PROBLEM STATEMENT: Search the material and gather each line with "JSON" in it.

RAW DATA:
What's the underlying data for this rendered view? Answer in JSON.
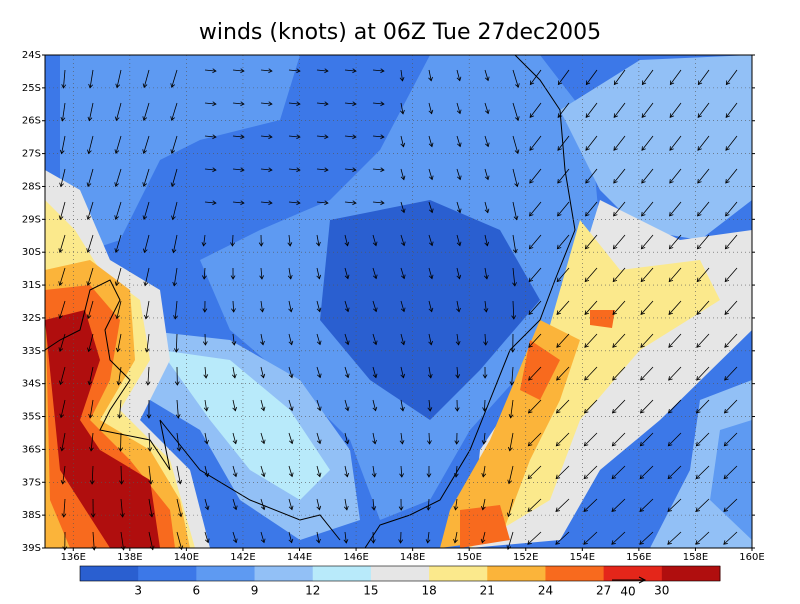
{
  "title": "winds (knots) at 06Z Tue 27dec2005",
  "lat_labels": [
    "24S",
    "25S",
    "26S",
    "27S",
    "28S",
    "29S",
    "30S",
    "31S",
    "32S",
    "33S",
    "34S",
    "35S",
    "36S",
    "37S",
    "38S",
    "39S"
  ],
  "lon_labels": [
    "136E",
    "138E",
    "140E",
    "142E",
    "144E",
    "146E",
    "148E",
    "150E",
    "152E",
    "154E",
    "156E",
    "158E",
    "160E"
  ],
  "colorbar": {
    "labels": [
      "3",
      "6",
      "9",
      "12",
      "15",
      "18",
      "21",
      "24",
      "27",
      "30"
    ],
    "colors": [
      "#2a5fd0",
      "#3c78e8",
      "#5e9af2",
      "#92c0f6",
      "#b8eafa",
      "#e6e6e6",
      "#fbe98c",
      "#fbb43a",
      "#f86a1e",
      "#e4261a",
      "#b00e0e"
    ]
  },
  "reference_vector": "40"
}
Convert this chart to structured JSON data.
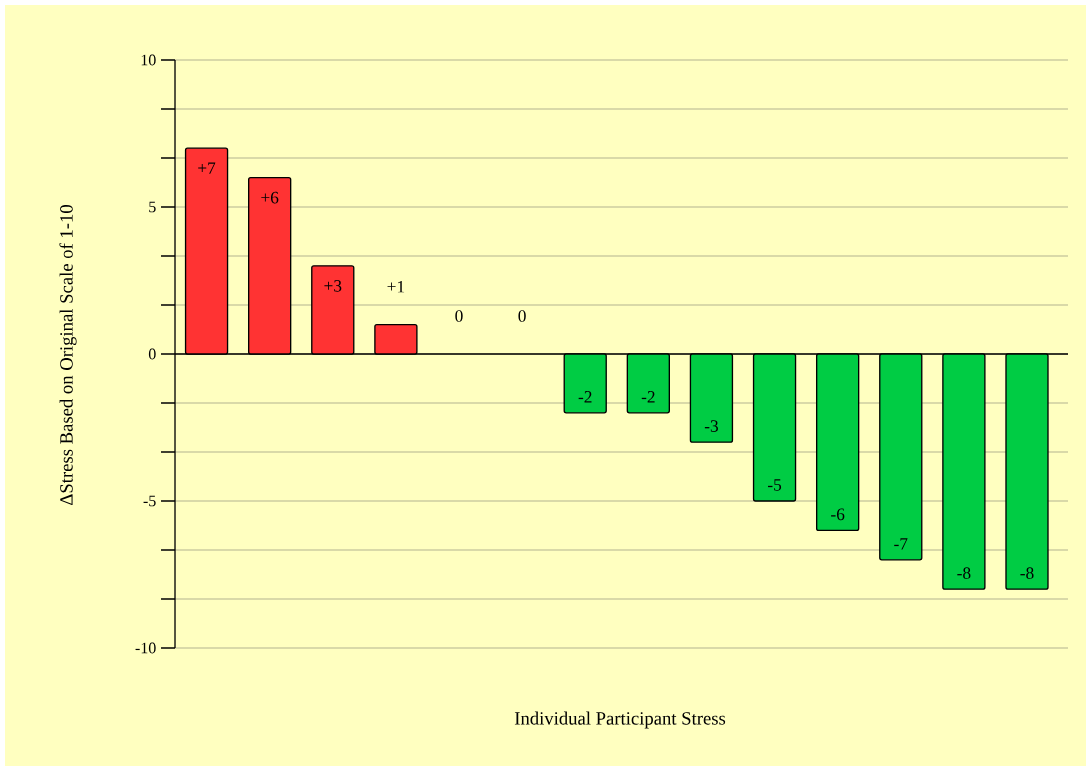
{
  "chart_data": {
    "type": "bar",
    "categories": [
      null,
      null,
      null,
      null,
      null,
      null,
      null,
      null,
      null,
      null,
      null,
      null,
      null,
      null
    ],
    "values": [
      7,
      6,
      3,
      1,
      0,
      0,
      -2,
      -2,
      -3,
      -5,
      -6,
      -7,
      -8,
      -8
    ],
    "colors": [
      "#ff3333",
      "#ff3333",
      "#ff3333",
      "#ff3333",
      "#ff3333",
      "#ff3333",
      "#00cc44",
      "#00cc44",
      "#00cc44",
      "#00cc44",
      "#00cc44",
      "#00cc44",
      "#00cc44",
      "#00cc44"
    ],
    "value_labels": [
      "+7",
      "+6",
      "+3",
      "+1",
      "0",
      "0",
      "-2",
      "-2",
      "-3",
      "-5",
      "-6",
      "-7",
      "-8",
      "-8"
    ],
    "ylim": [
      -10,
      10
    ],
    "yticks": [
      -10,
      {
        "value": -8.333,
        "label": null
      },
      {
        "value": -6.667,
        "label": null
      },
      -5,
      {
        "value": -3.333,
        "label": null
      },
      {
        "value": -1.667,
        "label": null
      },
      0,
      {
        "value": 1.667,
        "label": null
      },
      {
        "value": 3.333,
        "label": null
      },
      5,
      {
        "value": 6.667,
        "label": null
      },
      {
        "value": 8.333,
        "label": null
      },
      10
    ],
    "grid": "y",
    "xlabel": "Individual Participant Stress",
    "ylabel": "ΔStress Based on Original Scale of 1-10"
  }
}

THE REPLY:
What's the underlying data for this rendered view? Answer in JSON.
Convert this chart to structured JSON data.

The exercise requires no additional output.